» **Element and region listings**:
>> Begin

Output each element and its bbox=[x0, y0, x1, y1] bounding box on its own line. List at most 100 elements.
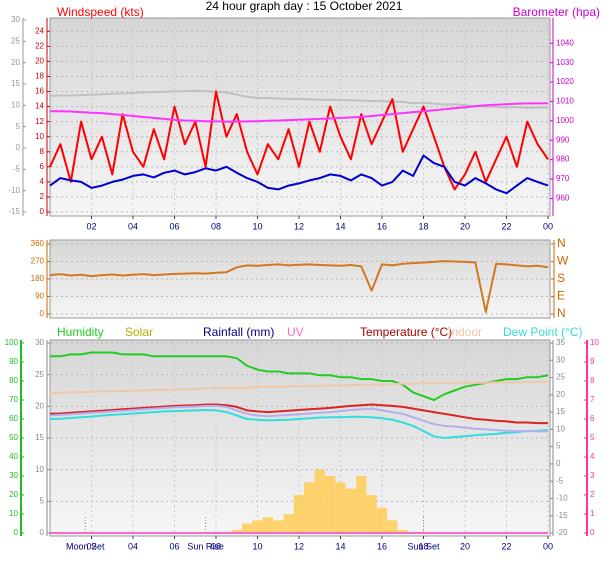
area-bar bbox=[324, 476, 336, 533]
y-tick-label: N bbox=[557, 236, 566, 250]
series-line bbox=[49, 260, 549, 314]
y-tick-label: 0 bbox=[40, 528, 45, 537]
y-tick-label: 35 bbox=[556, 338, 565, 347]
x-tick-label: 00 bbox=[543, 541, 553, 551]
x-tick-label: 08 bbox=[211, 221, 221, 231]
legend-label: Temperature (°C) bbox=[360, 325, 452, 339]
annotation: Sun Rise bbox=[187, 541, 224, 551]
legend-label: Barometer (hpa) bbox=[513, 5, 600, 19]
series-line bbox=[49, 89, 548, 109]
y-tick-label: 4 bbox=[40, 177, 45, 186]
y-tick-label: 970 bbox=[556, 174, 570, 183]
y-tick-label: 80 bbox=[9, 376, 18, 385]
y-tick-label: 990 bbox=[556, 135, 570, 144]
chart-title: 24 hour graph day : 15 October 2021 bbox=[206, 0, 403, 13]
y-tick-label: 0 bbox=[590, 528, 595, 537]
plot-area bbox=[49, 17, 551, 217]
area-bar bbox=[252, 520, 263, 533]
y-tick-label: 1030 bbox=[556, 58, 574, 67]
area-bar bbox=[345, 488, 357, 533]
y-tick-label: 0 bbox=[556, 459, 561, 468]
y-tick-label: 0 bbox=[14, 528, 19, 537]
x-tick-label: 00 bbox=[543, 221, 553, 231]
x-tick-label: 22 bbox=[501, 541, 511, 551]
y-tick-label: 1020 bbox=[556, 77, 574, 86]
y-tick-label: 25 bbox=[11, 36, 20, 45]
legend-label: Indoor bbox=[448, 325, 482, 339]
y-tick-label: 10 bbox=[35, 465, 44, 474]
y-tick-label: 50 bbox=[9, 433, 18, 442]
y-tick-label: 1010 bbox=[556, 97, 574, 106]
area-bar bbox=[283, 514, 294, 533]
x-tick-label: 18 bbox=[418, 221, 428, 231]
x-tick-label: 06 bbox=[169, 221, 179, 231]
y-tick-label: 30 bbox=[9, 471, 18, 480]
y-tick-label: 180 bbox=[31, 274, 45, 283]
x-tick-label: 02 bbox=[86, 541, 96, 551]
area-bar bbox=[335, 482, 346, 533]
x-tick-label: 04 bbox=[128, 541, 138, 551]
y-tick-label: 20 bbox=[556, 390, 565, 399]
y-tick-label: 90 bbox=[35, 292, 44, 301]
y-tick-label: 5 bbox=[556, 442, 561, 451]
y-tick-label: 30 bbox=[556, 355, 565, 364]
area-bar bbox=[397, 529, 408, 533]
y-tick-label: 40 bbox=[9, 452, 18, 461]
y-tick-label: 30 bbox=[11, 15, 20, 24]
legend-label: Rainfall (mm) bbox=[203, 325, 274, 339]
x-tick-label: 10 bbox=[252, 541, 262, 551]
series-line bbox=[49, 404, 548, 433]
area-bar bbox=[293, 495, 305, 533]
y-tick-label: 100 bbox=[5, 338, 19, 347]
y-tick-label: 10 bbox=[9, 509, 18, 518]
y-tick-label: E bbox=[557, 289, 565, 303]
y-tick-label: 5 bbox=[16, 122, 21, 131]
area-bar bbox=[366, 495, 377, 533]
y-tick-label: 15 bbox=[11, 79, 20, 88]
y-tick-label: -15 bbox=[556, 511, 568, 520]
y-tick-label: 0 bbox=[16, 143, 21, 152]
area-bar bbox=[387, 520, 398, 533]
y-tick-label: 8 bbox=[40, 147, 45, 156]
series-line bbox=[50, 351, 549, 401]
series-line bbox=[49, 154, 549, 195]
y-tick-label: 30 bbox=[35, 338, 44, 347]
y-tick-label: 0 bbox=[40, 309, 45, 318]
y-tick-label: 980 bbox=[556, 155, 570, 164]
area-bar bbox=[376, 507, 388, 533]
legend-label: Humidity bbox=[57, 325, 104, 339]
y-tick-label: 3 bbox=[590, 471, 595, 480]
y-tick-label: 20 bbox=[35, 57, 44, 66]
area-bar bbox=[314, 469, 325, 533]
y-tick-label: 15 bbox=[35, 433, 44, 442]
y-tick-label: 15 bbox=[556, 407, 565, 416]
y-tick-label: 2 bbox=[590, 490, 595, 499]
area-bar bbox=[231, 529, 242, 533]
y-tick-label: -10 bbox=[8, 186, 20, 195]
y-tick-label: 70 bbox=[9, 395, 18, 404]
annotation: Sun Set bbox=[407, 541, 440, 551]
x-tick-label: 14 bbox=[335, 221, 345, 231]
y-tick-label: 12 bbox=[35, 117, 44, 126]
area-bar bbox=[273, 520, 284, 533]
y-tick-label: 20 bbox=[35, 401, 44, 410]
series-line bbox=[49, 403, 548, 425]
y-tick-label: 25 bbox=[35, 370, 44, 379]
legend-label: Dew Point (°C) bbox=[503, 325, 582, 339]
y-tick-label: 6 bbox=[40, 162, 45, 171]
y-tick-label: 1000 bbox=[556, 116, 574, 125]
x-tick-label: 16 bbox=[377, 541, 387, 551]
y-tick-label: 9 bbox=[590, 357, 595, 366]
y-tick-label: W bbox=[557, 254, 569, 268]
x-tick-label: 10 bbox=[252, 221, 262, 231]
x-tick-label: 18 bbox=[418, 541, 428, 551]
y-tick-label: -20 bbox=[556, 528, 568, 537]
x-tick-label: 04 bbox=[128, 221, 138, 231]
y-tick-label: 360 bbox=[31, 239, 45, 248]
y-tick-label: 90 bbox=[9, 357, 18, 366]
y-tick-label: 1 bbox=[590, 509, 595, 518]
y-tick-label: 22 bbox=[35, 41, 44, 50]
y-tick-label: -5 bbox=[556, 476, 564, 485]
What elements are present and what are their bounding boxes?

>> End

» **Objective**: Repeat the entries above word for word, leaving out the pictures.

» **Solution to this exercise**:
Output each element and its bbox=[x0, y0, x1, y1] bounding box on its own line. List at most 100 elements.
area-bar bbox=[324, 476, 336, 533]
y-tick-label: N bbox=[557, 236, 566, 250]
series-line bbox=[49, 260, 549, 314]
y-tick-label: 0 bbox=[40, 528, 45, 537]
y-tick-label: 35 bbox=[556, 338, 565, 347]
x-tick-label: 00 bbox=[543, 541, 553, 551]
x-tick-label: 08 bbox=[211, 221, 221, 231]
legend-label: Temperature (°C) bbox=[360, 325, 452, 339]
annotation: Sun Rise bbox=[187, 541, 224, 551]
legend-label: Barometer (hpa) bbox=[513, 5, 600, 19]
series-line bbox=[49, 89, 548, 109]
y-tick-label: 4 bbox=[40, 177, 45, 186]
y-tick-label: 970 bbox=[556, 174, 570, 183]
y-tick-label: 80 bbox=[9, 376, 18, 385]
y-tick-label: 990 bbox=[556, 135, 570, 144]
chart-title: 24 hour graph day : 15 October 2021 bbox=[206, 0, 403, 13]
y-tick-label: 0 bbox=[590, 528, 595, 537]
plot-area bbox=[49, 17, 551, 217]
area-bar bbox=[252, 520, 263, 533]
y-tick-label: 1030 bbox=[556, 58, 574, 67]
area-bar bbox=[345, 488, 357, 533]
y-tick-label: 0 bbox=[556, 459, 561, 468]
y-tick-label: 0 bbox=[14, 528, 19, 537]
x-tick-label: 00 bbox=[543, 221, 553, 231]
x-tick-label: 22 bbox=[501, 541, 511, 551]
y-tick-label: 1020 bbox=[556, 77, 574, 86]
y-tick-label: 25 bbox=[11, 36, 20, 45]
legend-label: Indoor bbox=[448, 325, 482, 339]
y-tick-label: 10 bbox=[35, 465, 44, 474]
y-tick-label: 50 bbox=[9, 433, 18, 442]
y-tick-label: 1010 bbox=[556, 97, 574, 106]
area-bar bbox=[283, 514, 294, 533]
x-tick-label: 18 bbox=[418, 221, 428, 231]
x-tick-label: 06 bbox=[169, 221, 179, 231]
y-tick-label: 30 bbox=[9, 471, 18, 480]
y-tick-label: 180 bbox=[31, 274, 45, 283]
x-tick-label: 02 bbox=[86, 541, 96, 551]
area-bar bbox=[335, 482, 346, 533]
x-tick-label: 04 bbox=[128, 541, 138, 551]
y-tick-label: 20 bbox=[556, 390, 565, 399]
y-tick-label: 90 bbox=[35, 292, 44, 301]
y-tick-label: 5 bbox=[556, 442, 561, 451]
y-tick-label: 30 bbox=[556, 355, 565, 364]
area-bar bbox=[397, 529, 408, 533]
y-tick-label: 40 bbox=[9, 452, 18, 461]
y-tick-label: 30 bbox=[11, 15, 20, 24]
legend-label: Rainfall (mm) bbox=[203, 325, 274, 339]
x-tick-label: 10 bbox=[252, 541, 262, 551]
series-line bbox=[49, 404, 548, 433]
area-bar bbox=[293, 495, 305, 533]
y-tick-label: 100 bbox=[5, 338, 19, 347]
y-tick-label: 10 bbox=[9, 509, 18, 518]
y-tick-label: E bbox=[557, 289, 565, 303]
y-tick-label: 5 bbox=[16, 122, 21, 131]
area-bar bbox=[366, 495, 377, 533]
y-tick-label: 15 bbox=[11, 79, 20, 88]
y-tick-label: -15 bbox=[556, 511, 568, 520]
y-tick-label: 0 bbox=[16, 143, 21, 152]
area-bar bbox=[387, 520, 398, 533]
y-tick-label: 8 bbox=[40, 147, 45, 156]
series-line bbox=[50, 351, 549, 401]
series-line bbox=[49, 154, 549, 195]
y-tick-label: 30 bbox=[35, 338, 44, 347]
y-tick-label: 0 bbox=[40, 309, 45, 318]
y-tick-label: 980 bbox=[556, 155, 570, 164]
area-bar bbox=[376, 507, 388, 533]
legend-label: Humidity bbox=[57, 325, 104, 339]
y-tick-label: 3 bbox=[590, 471, 595, 480]
y-tick-label: 20 bbox=[35, 57, 44, 66]
area-bar bbox=[314, 469, 325, 533]
y-tick-label: 15 bbox=[35, 433, 44, 442]
y-tick-label: 15 bbox=[556, 407, 565, 416]
y-tick-label: 2 bbox=[590, 490, 595, 499]
area-bar bbox=[231, 529, 242, 533]
y-tick-label: -10 bbox=[8, 186, 20, 195]
y-tick-label: 70 bbox=[9, 395, 18, 404]
annotation: Sun Set bbox=[407, 541, 440, 551]
x-tick-label: 14 bbox=[335, 221, 345, 231]
y-tick-label: 12 bbox=[35, 117, 44, 126]
area-bar bbox=[273, 520, 284, 533]
y-tick-label: 20 bbox=[35, 401, 44, 410]
series-line bbox=[49, 403, 548, 425]
y-tick-label: 25 bbox=[35, 370, 44, 379]
legend-label: Dew Point (°C) bbox=[503, 325, 582, 339]
y-tick-label: 6 bbox=[40, 162, 45, 171]
y-tick-label: 1000 bbox=[556, 116, 574, 125]
x-tick-label: 16 bbox=[377, 541, 387, 551]
y-tick-label: 9 bbox=[590, 357, 595, 366]
y-tick-label: W bbox=[557, 254, 569, 268]
x-tick-label: 10 bbox=[252, 221, 262, 231]
x-tick-label: 18 bbox=[418, 541, 428, 551]
y-tick-label: -20 bbox=[556, 528, 568, 537]
x-tick-label: 04 bbox=[128, 221, 138, 231]
y-tick-label: 360 bbox=[31, 239, 45, 248]
y-tick-label: 90 bbox=[9, 357, 18, 366]
y-tick-label: 1 bbox=[590, 509, 595, 518]
y-tick-label: 22 bbox=[35, 41, 44, 50]
y-tick-label: -5 bbox=[556, 476, 564, 485]
What elements are present and what are their bounding boxes?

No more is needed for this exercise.